■ Your instructions:
Transcribe the records below exactly as they appear, omitting any pictures.

■ Given information:
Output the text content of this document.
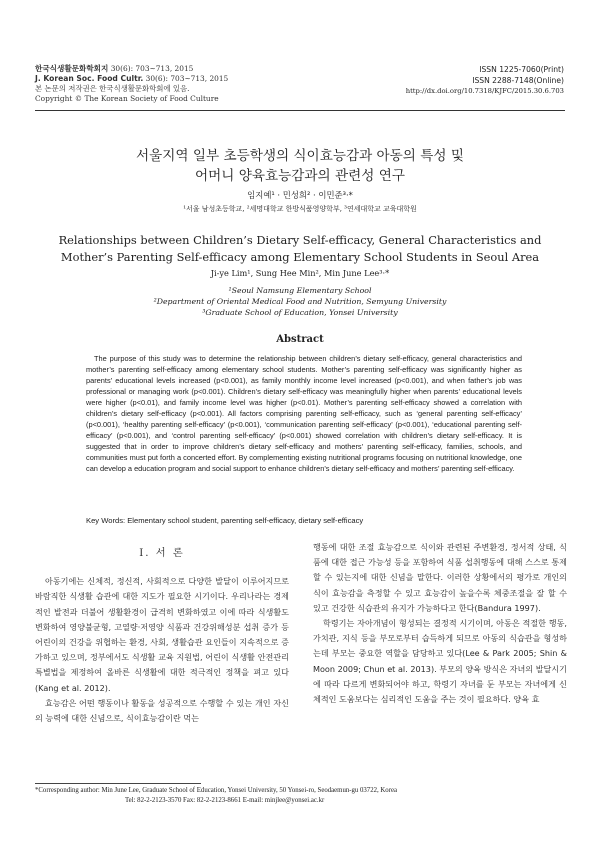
한국식생활문화학회지 30(6): 703~713, 2015
J. Korean Soc. Food Cultr. 30(6): 703~713, 2015
본 논문의 저작권은 한국식생활문화학회에 있음.
Copyright © The Korean Society of Food Culture
ISSN 1225-7060(Print)
ISSN 2288-7148(Online)
http://dx.doi.org/10.7318/KJFC/2015.30.6.703
서울지역 일부 초등학생의 식이효능감과 아동의 특성 및
어머니 양육효능감과의 관련성 연구
임지예¹ · 민성희² · 이민준³·*
¹서울 남성초등학교, ²세명대학교 한방식품영양학부, ³연세대학교 교육대학원
Relationships between Children’s Dietary Self-efficacy, General Characteristics and
Mother’s Parenting Self-efficacy among Elementary School Students in Seoul Area
Ji-ye Lim¹, Sung Hee Min², Min June Lee³·*
¹Seoul Namsung Elementary School
²Department of Oriental Medical Food and Nutrition, Semyung University
³Graduate School of Education, Yonsei University
Abstract
The purpose of this study was to determine the relationship between children’s dietary self-efficacy, general characteristics and mother’s parenting self-efficacy among elementary school students. Mother’s parenting self-efficacy was significantly higher as parents’ educational levels increased (p<0.001), as family monthly income level increased (p<0.001), and when father’s job was professional or managing work (p<0.001). Children’s dietary self-efficacy was meaningfully higher when parents’ educational levels were higher (p<0.01), and family income level was higher (p<0.01). Mother’s parenting self-efficacy showed a correlation with children’s dietary self-efficacy (p<0.001). All factors comprising parenting self-efficacy, such as ‘general parenting self-efficacy’ (p<0.001), ‘healthy parenting self-efficacy’ (p<0.001), ‘communication parenting self-efficacy’ (p<0.001), ‘educational parenting self-efficacy’ (p<0.001), and ‘control parenting self-efficacy’ (p<0.001) showed correlation with children’s dietary self-efficacy. It is suggested that in order to improve children’s dietary self-efficacy and mothers’ parenting self-efficacy, families, schools, and communities must put forth a concerted effort. By complementing existing nutritional programs focusing on nutritional knowledge, one can develop a education program and social support to enhance children’s dietary self-efficacy and mothers’ parenting self-efficacy.
Key Words: Elementary school student, parenting self-efficacy, dietary self-efficacy
I. 서 론

아동기에는 신체적, 정신적, 사회적으로 다양한 발달이 이루어지므로 바람직한 식생활 습관에 대한 지도가 필요한 시기이다. 우리나라는 경제적인 발전과 더불어 생활환경이 급격히 변화하였고 이에 따라 식생활도 변화하여 영양불균형, 고열량·저영양 식품과 건강위해성분 섭취 증가 등 어린이의 건강을 위협하는 환경, 사회, 생활습관 요인들이 지속적으로 증가하고 있으며, 정부에서도 식생활 교육 지원법, 어린이 식생활 안전관리 특별법을 제정하여 올바른 식생활에 대한 적극적인 정책을 펴고 있다(Kang et al. 2012).

효능감은 어떤 행동이나 활동을 성공적으로 수행할 수 있는 개인 자신의 능력에 대한 신념으로, 식이효능감이란 먹는

행동에 대한 조절 효능감으로 식이와 관련된 주변환경, 정서적 상태, 식품에 대한 접근 가능성 등을 포함하여 식품 섭취행동에 대해 스스로 통제할 수 있는지에 대한 신념을 말한다. 이러한 상황에서의 평가로 개인의 식이 효능감을 측정할 수 있고 효능감이 높을수록 체중조절을 잘 할 수 있고 건강한 식습관의 유지가 가능하다고 한다(Bandura 1997).

학령기는 자아개념이 형성되는 결정적 시기이며, 아동은 적절한 행동, 가치관, 지식 등을 부모로부터 습득하게 되므로 아동의 식습관을 형성하는데 부모는 중요한 역할을 담당하고 있다(Lee & Park 2005; Shin & Moon 2009; Chun et al. 2013). 부모의 양육 방식은 자녀의 발달시기에 따라 다르게 변화되어야 하고, 학령기 자녀를 둔 부모는 자녀에게 신체적인 도움보다는 심리적인 도움을 주는 것이 필요하다. 양육 효

*Corresponding author: Min June Lee, Graduate School of Education, Yonsei University, 50 Yonsei-ro, Seodaemun-gu 03722, Korea
Tel: 82-2-2123-3570 Fax: 82-2-2123-8661 E-mail: minjlee@yonsei.ac.kr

■ Solution for this exercise:
Output the text content of this document.
한국식생활문화학회지 30(6): 703~713, 2015
J. Korean Soc. Food Cultr. 30(6): 703~713, 2015
본 논문의 저작권은 한국식생활문화학회에 있음.
Copyright © The Korean Society of Food Culture
ISSN 1225-7060(Print)
ISSN 2288-7148(Online)
http://dx.doi.org/10.7318/KJFC/2015.30.6.703
서울지역 일부 초등학생의 식이효능감과 아동의 특성 및
어머니 양육효능감과의 관련성 연구
임지예¹ · 민성희² · 이민준³·*
¹서울 남성초등학교, ²세명대학교 한방식품영양학부, ³연세대학교 교육대학원
Relationships between Children’s Dietary Self-efficacy, General Characteristics and
Mother’s Parenting Self-efficacy among Elementary School Students in Seoul Area
Ji-ye Lim¹, Sung Hee Min², Min June Lee³·*
¹Seoul Namsung Elementary School
²Department of Oriental Medical Food and Nutrition, Semyung University
³Graduate School of Education, Yonsei University
Abstract
The purpose of this study was to determine the relationship between children’s dietary self-efficacy, general characteristics and mother’s parenting self-efficacy among elementary school students. Mother’s parenting self-efficacy was significantly higher as parents’ educational levels increased (p<0.001), as family monthly income level increased (p<0.001), and when father’s job was professional or managing work (p<0.001). Children’s dietary self-efficacy was meaningfully higher when parents’ educational levels were higher (p<0.01), and family income level was higher (p<0.01). Mother’s parenting self-efficacy showed a correlation with children’s dietary self-efficacy (p<0.001). All factors comprising parenting self-efficacy, such as ‘general parenting self-efficacy’ (p<0.001), ‘healthy parenting self-efficacy’ (p<0.001), ‘communication parenting self-efficacy’ (p<0.001), ‘educational parenting self-efficacy’ (p<0.001), and ‘control parenting self-efficacy’ (p<0.001) showed correlation with children’s dietary self-efficacy. It is suggested that in order to improve children’s dietary self-efficacy and mothers’ parenting self-efficacy, families, schools, and communities must put forth a concerted effort. By complementing existing nutritional programs focusing on nutritional knowledge, one can develop a education program and social support to enhance children’s dietary self-efficacy and mothers’ parenting self-efficacy.
Key Words: Elementary school student, parenting self-efficacy, dietary self-efficacy
I. 서 론

아동기에는 신체적, 정신적, 사회적으로 다양한 발달이 이루어지므로 바람직한 식생활 습관에 대한 지도가 필요한 시기이다. 우리나라는 경제적인 발전과 더불어 생활환경이 급격히 변화하였고 이에 따라 식생활도 변화하여 영양불균형, 고열량·저영양 식품과 건강위해성분 섭취 증가 등 어린이의 건강을 위협하는 환경, 사회, 생활습관 요인들이 지속적으로 증가하고 있으며, 정부에서도 식생활 교육 지원법, 어린이 식생활 안전관리 특별법을 제정하여 올바른 식생활에 대한 적극적인 정책을 펴고 있다(Kang et al. 2012).

효능감은 어떤 행동이나 활동을 성공적으로 수행할 수 있는 개인 자신의 능력에 대한 신념으로, 식이효능감이란 먹는

행동에 대한 조절 효능감으로 식이와 관련된 주변환경, 정서적 상태, 식품에 대한 접근 가능성 등을 포함하여 식품 섭취행동에 대해 스스로 통제할 수 있는지에 대한 신념을 말한다. 이러한 상황에서의 평가로 개인의 식이 효능감을 측정할 수 있고 효능감이 높을수록 체중조절을 잘 할 수 있고 건강한 식습관의 유지가 가능하다고 한다(Bandura 1997).

학령기는 자아개념이 형성되는 결정적 시기이며, 아동은 적절한 행동, 가치관, 지식 등을 부모로부터 습득하게 되므로 아동의 식습관을 형성하는데 부모는 중요한 역할을 담당하고 있다(Lee & Park 2005; Shin & Moon 2009; Chun et al. 2013). 부모의 양육 방식은 자녀의 발달시기에 따라 다르게 변화되어야 하고, 학령기 자녀를 둔 부모는 자녀에게 신체적인 도움보다는 심리적인 도움을 주는 것이 필요하다. 양육 효

*Corresponding author: Min June Lee, Graduate School of Education, Yonsei University, 50 Yonsei-ro, Seodaemun-gu 03722, Korea
Tel: 82-2-2123-3570 Fax: 82-2-2123-8661 E-mail: minjlee@yonsei.ac.kr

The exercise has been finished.